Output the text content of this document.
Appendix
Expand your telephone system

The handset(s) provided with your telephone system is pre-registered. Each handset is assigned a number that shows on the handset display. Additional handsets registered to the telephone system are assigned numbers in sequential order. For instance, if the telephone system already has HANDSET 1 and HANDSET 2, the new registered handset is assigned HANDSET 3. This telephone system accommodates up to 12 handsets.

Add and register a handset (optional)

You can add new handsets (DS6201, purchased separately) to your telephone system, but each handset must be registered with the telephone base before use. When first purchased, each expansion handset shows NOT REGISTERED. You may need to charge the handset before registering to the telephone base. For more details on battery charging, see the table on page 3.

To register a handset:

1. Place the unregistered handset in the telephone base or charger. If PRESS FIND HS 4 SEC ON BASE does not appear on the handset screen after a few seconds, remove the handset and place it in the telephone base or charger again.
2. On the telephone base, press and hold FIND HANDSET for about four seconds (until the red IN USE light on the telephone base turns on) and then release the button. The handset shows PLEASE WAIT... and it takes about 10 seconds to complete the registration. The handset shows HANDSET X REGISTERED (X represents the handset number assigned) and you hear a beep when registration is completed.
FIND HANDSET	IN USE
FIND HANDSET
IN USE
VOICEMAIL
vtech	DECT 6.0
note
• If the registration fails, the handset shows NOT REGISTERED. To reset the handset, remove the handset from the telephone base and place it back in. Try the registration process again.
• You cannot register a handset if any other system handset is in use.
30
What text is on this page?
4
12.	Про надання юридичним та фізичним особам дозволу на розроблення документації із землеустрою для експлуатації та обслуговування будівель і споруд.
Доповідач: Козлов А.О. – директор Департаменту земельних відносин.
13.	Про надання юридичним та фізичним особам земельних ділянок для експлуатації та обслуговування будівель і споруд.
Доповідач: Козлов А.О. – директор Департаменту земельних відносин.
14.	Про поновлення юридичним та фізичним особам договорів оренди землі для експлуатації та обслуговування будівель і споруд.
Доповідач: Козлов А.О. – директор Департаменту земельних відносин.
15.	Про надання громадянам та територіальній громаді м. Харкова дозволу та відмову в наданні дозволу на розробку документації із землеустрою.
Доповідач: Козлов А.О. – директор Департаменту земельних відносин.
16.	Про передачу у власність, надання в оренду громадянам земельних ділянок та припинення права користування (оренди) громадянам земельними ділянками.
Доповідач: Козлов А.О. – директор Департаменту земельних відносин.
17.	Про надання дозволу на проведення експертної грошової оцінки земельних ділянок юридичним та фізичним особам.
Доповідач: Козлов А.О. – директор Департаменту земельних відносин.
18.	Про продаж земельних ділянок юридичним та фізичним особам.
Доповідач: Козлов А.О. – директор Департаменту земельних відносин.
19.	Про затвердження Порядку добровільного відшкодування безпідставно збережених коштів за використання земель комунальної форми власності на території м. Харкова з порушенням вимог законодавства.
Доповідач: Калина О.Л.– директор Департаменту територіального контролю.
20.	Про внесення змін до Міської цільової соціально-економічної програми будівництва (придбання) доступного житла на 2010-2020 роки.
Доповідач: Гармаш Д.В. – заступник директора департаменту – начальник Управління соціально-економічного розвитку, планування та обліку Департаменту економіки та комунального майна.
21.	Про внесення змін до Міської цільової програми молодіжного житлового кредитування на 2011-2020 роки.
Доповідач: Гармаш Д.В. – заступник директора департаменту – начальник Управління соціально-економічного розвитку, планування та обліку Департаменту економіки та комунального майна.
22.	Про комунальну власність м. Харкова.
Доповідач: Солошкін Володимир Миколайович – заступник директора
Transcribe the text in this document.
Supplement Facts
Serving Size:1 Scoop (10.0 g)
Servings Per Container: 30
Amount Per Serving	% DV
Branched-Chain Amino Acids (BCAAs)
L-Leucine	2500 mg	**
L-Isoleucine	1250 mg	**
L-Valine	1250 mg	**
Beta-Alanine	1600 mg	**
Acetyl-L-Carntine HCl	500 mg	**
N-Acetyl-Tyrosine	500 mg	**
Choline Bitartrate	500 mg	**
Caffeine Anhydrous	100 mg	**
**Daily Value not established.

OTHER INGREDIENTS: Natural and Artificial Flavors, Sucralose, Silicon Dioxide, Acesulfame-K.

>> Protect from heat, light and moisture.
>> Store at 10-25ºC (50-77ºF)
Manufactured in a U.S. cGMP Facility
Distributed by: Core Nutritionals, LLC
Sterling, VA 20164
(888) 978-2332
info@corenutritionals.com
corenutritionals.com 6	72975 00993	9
::::::::::
## Set exercise
Transcribe the material exactly as it reads.

## Task output
Output the text content of this document.
Appendix
Expand your telephone system

The handset(s) provided with your telephone system is pre-registered. Each handset is assigned a number that shows on the handset display. Additional handsets registered to the telephone system are assigned numbers in sequential order. For instance, if the telephone system already has HANDSET 1 and HANDSET 2, the new registered handset is assigned HANDSET 3. This telephone system accommodates up to 12 handsets.

Add and register a handset (optional)

You can add new handsets (DS6201, purchased separately) to your telephone system, but each handset must be registered with the telephone base before use. When first purchased, each expansion handset shows NOT REGISTERED. You may need to charge the handset before registering to the telephone base. For more details on battery charging, see the table on page 3.

To register a handset:

1. Place the unregistered handset in the telephone base or charger. If PRESS FIND HS 4 SEC ON BASE does not appear on the handset screen after a few seconds, remove the handset and place it in the telephone base or charger again.
2. On the telephone base, press and hold FIND HANDSET for about four seconds (until the red IN USE light on the telephone base turns on) and then release the button. The handset shows PLEASE WAIT... and it takes about 10 seconds to complete the registration. The handset shows HANDSET X REGISTERED (X represents the handset number assigned) and you hear a beep when registration is completed.
FIND HANDSET	IN USE
FIND HANDSET
IN USE
VOICEMAIL
vtech	DECT 6.0
note
• If the registration fails, the handset shows NOT REGISTERED. To reset the handset, remove the handset from the telephone base and place it back in. Try the registration process again.
• You cannot register a handset if any other system handset is in use.
30
What text is on this page?
4
12.	Про надання юридичним та фізичним особам дозволу на розроблення документації із землеустрою для експлуатації та обслуговування будівель і споруд.
Доповідач: Козлов А.О. – директор Департаменту земельних відносин.
13.	Про надання юридичним та фізичним особам земельних ділянок для експлуатації та обслуговування будівель і споруд.
Доповідач: Козлов А.О. – директор Департаменту земельних відносин.
14.	Про поновлення юридичним та фізичним особам договорів оренди землі для експлуатації та обслуговування будівель і споруд.
Доповідач: Козлов А.О. – директор Департаменту земельних відносин.
15.	Про надання громадянам та територіальній громаді м. Харкова дозволу та відмову в наданні дозволу на розробку документації із землеустрою.
Доповідач: Козлов А.О. – директор Департаменту земельних відносин.
16.	Про передачу у власність, надання в оренду громадянам земельних ділянок та припинення права користування (оренди) громадянам земельними ділянками.
Доповідач: Козлов А.О. – директор Департаменту земельних відносин.
17.	Про надання дозволу на проведення експертної грошової оцінки земельних ділянок юридичним та фізичним особам.
Доповідач: Козлов А.О. – директор Департаменту земельних відносин.
18.	Про продаж земельних ділянок юридичним та фізичним особам.
Доповідач: Козлов А.О. – директор Департаменту земельних відносин.
19.	Про затвердження Порядку добровільного відшкодування безпідставно збережених коштів за використання земель комунальної форми власності на території м. Харкова з порушенням вимог законодавства.
Доповідач: Калина О.Л.– директор Департаменту територіального контролю.
20.	Про внесення змін до Міської цільової соціально-економічної програми будівництва (придбання) доступного житла на 2010-2020 роки.
Доповідач: Гармаш Д.В. – заступник директора департаменту – начальник Управління соціально-економічного розвитку, планування та обліку Департаменту економіки та комунального майна.
21.	Про внесення змін до Міської цільової програми молодіжного житлового кредитування на 2011-2020 роки.
Доповідач: Гармаш Д.В. – заступник директора департаменту – начальник Управління соціально-економічного розвитку, планування та обліку Департаменту економіки та комунального майна.
22.	Про комунальну власність м. Харкова.
Доповідач: Солошкін Володимир Миколайович – заступник директора
Transcribe the text in this document.
Supplement Facts
Serving Size:1 Scoop (10.0 g)
Servings Per Container: 30
Amount Per Serving	% DV
Branched-Chain Amino Acids (BCAAs)
L-Leucine	2500 mg	**
L-Isoleucine	1250 mg	**
L-Valine	1250 mg	**
Beta-Alanine	1600 mg	**
Acetyl-L-Carntine HCl	500 mg	**
N-Acetyl-Tyrosine	500 mg	**
Choline Bitartrate	500 mg	**
Caffeine Anhydrous	100 mg	**
**Daily Value not established.

OTHER INGREDIENTS: Natural and Artificial Flavors, Sucralose, Silicon Dioxide, Acesulfame-K.

>> Protect from heat, light and moisture.
>> Store at 10-25ºC (50-77ºF)
Manufactured in a U.S. cGMP Facility
Distributed by: Core Nutritionals, LLC
Sterling, VA 20164
(888) 978-2332
info@corenutritionals.com
corenutritionals.com 6	72975 00993	9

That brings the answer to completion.